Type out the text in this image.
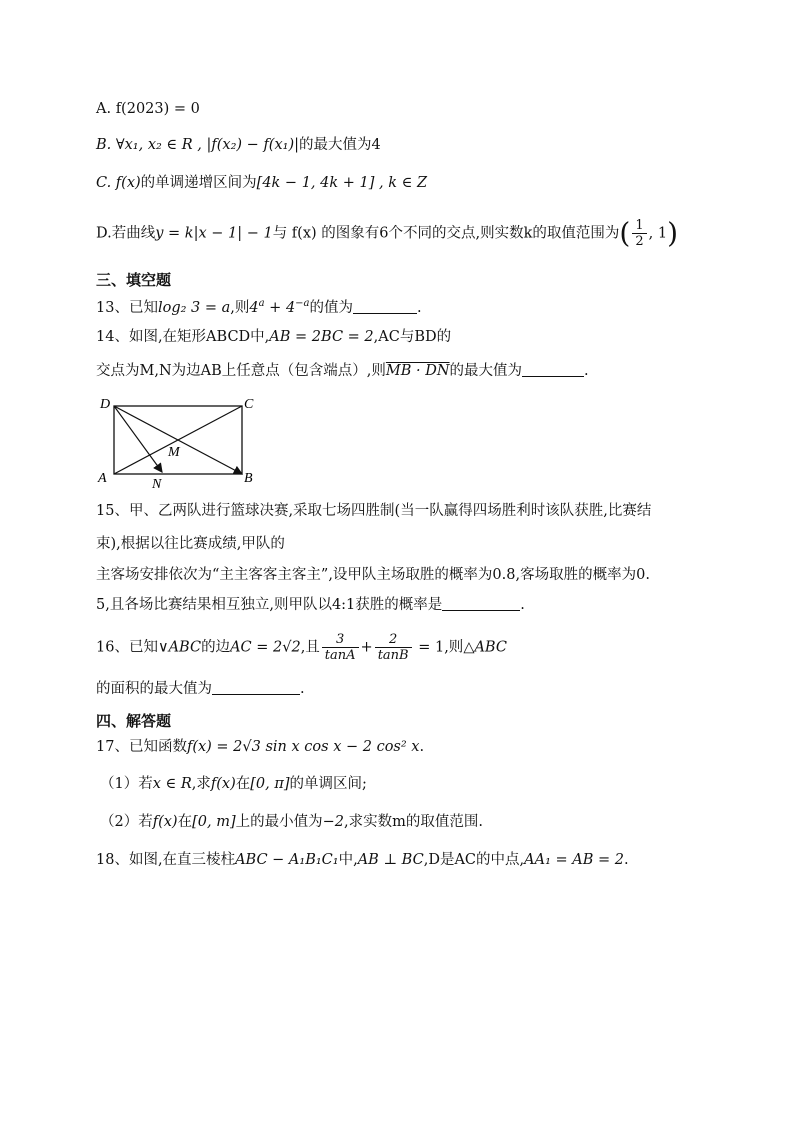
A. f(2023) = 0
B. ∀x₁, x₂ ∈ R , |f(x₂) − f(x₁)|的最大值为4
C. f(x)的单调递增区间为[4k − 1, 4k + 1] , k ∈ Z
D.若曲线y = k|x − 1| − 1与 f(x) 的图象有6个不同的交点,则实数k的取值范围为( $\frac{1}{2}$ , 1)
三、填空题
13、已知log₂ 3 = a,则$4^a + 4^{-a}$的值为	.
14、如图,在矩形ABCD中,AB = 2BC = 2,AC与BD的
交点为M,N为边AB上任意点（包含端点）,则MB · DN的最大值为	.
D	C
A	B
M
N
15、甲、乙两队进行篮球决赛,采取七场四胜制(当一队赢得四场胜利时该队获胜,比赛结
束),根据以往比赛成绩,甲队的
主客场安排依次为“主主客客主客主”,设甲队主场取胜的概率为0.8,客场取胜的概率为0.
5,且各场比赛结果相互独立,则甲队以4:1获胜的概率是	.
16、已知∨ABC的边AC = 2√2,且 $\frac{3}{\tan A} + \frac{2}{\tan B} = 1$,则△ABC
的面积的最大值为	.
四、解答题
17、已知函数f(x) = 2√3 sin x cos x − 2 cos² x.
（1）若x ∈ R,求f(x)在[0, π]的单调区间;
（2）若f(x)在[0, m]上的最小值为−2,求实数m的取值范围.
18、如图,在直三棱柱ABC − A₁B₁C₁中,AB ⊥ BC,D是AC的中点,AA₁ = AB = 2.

________________

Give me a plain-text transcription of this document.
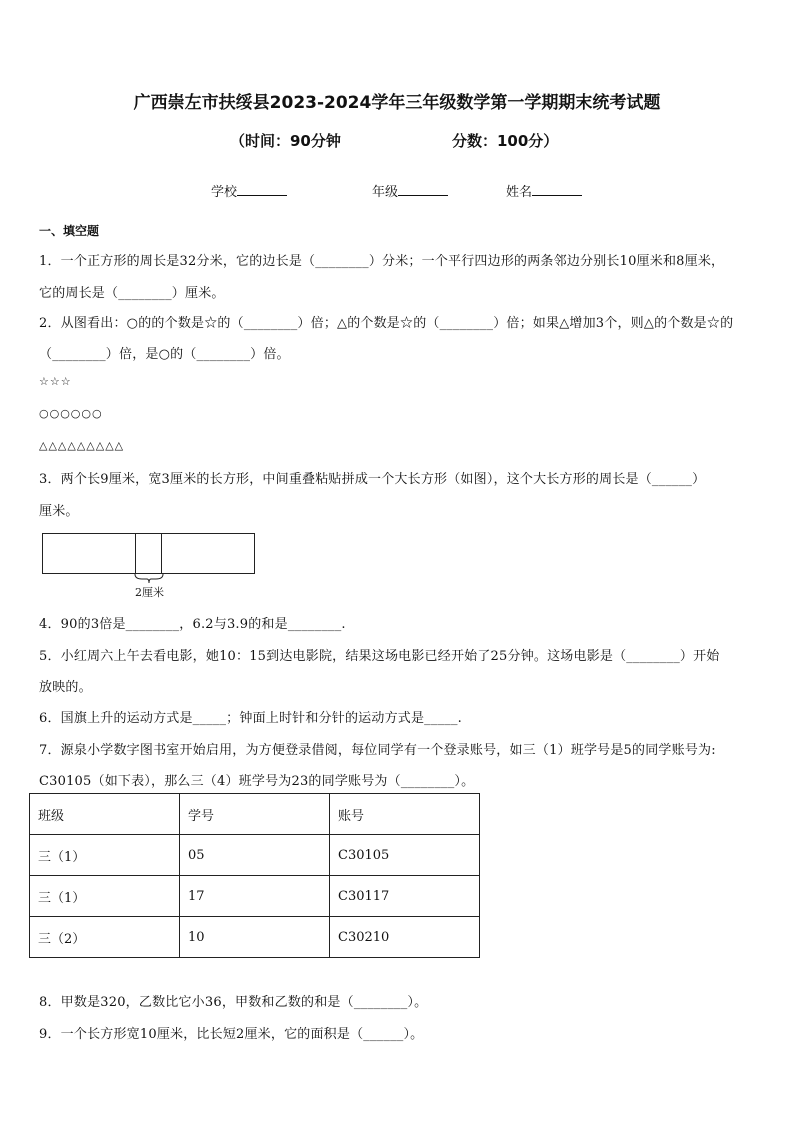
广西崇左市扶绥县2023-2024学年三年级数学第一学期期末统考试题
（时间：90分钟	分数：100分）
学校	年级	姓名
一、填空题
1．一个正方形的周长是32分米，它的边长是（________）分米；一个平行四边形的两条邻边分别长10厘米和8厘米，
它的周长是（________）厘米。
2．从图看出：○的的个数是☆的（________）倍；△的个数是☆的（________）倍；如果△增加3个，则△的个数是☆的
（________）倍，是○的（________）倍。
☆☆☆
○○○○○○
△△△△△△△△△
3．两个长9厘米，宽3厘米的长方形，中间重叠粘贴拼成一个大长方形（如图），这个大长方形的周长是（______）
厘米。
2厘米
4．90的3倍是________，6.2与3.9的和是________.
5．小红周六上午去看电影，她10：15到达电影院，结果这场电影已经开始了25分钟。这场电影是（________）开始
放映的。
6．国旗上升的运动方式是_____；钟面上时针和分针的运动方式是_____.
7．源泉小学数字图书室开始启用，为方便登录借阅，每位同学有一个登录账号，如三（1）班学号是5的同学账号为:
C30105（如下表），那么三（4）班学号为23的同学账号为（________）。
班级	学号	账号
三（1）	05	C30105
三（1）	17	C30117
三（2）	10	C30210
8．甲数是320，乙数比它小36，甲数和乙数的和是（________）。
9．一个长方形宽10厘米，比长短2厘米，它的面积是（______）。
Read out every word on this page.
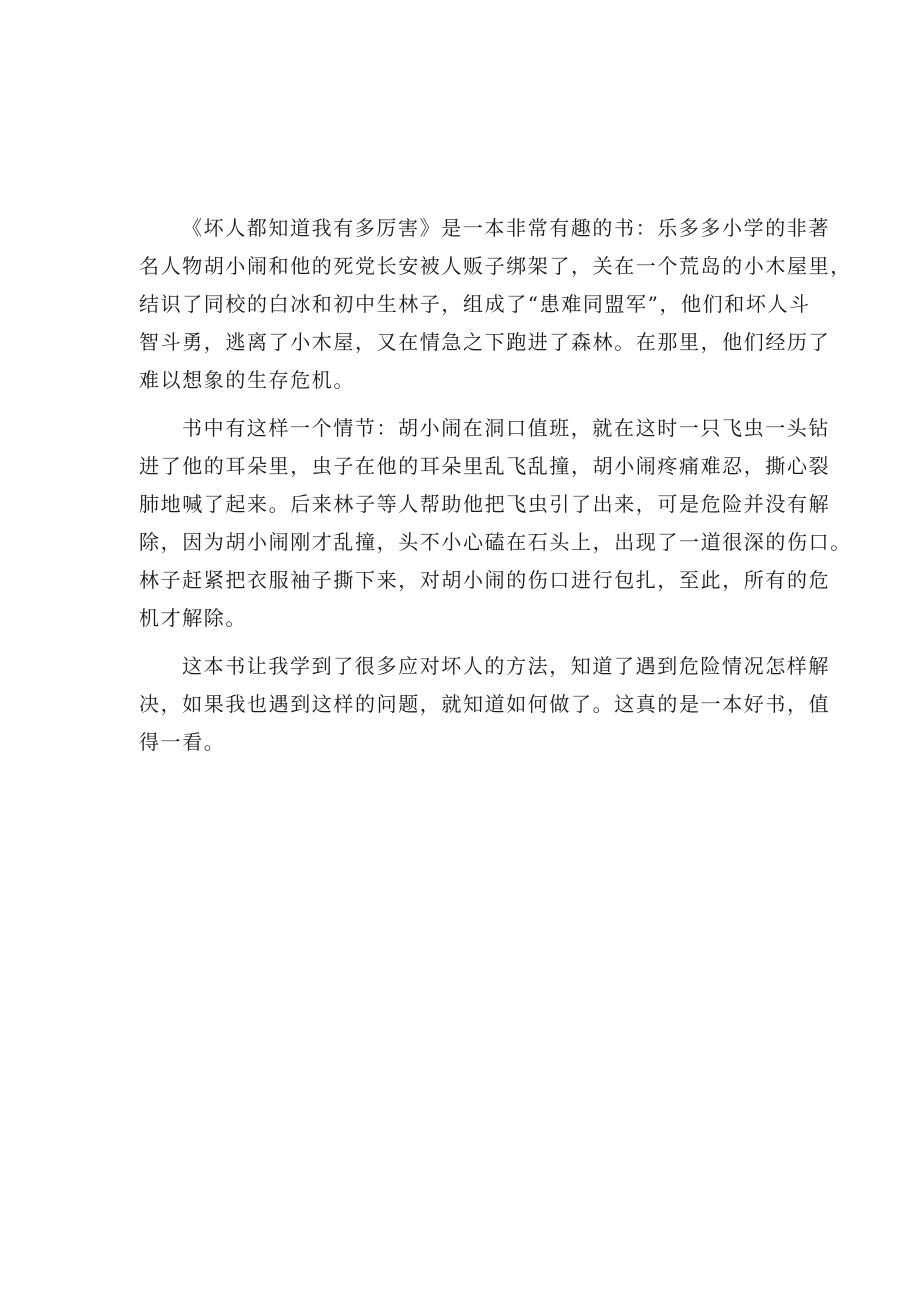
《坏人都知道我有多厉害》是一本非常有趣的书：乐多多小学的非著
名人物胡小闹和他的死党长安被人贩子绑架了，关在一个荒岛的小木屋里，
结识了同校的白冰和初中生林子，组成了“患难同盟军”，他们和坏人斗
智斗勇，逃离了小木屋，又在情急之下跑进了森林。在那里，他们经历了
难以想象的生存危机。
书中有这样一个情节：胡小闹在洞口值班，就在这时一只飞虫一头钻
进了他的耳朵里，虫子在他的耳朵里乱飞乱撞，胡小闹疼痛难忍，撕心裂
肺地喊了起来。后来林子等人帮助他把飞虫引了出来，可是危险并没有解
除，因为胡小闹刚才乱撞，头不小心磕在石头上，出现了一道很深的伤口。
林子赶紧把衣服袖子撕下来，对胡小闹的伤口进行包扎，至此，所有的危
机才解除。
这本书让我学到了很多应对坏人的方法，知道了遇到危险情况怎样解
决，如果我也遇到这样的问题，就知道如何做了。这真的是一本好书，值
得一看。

________________

• _Required task_:
Look through the listing above. Pick out each line with "text" and copy it.

• _Answer to the problem_:
Type out the text in this image.
Give me a plain-text transcription of this document.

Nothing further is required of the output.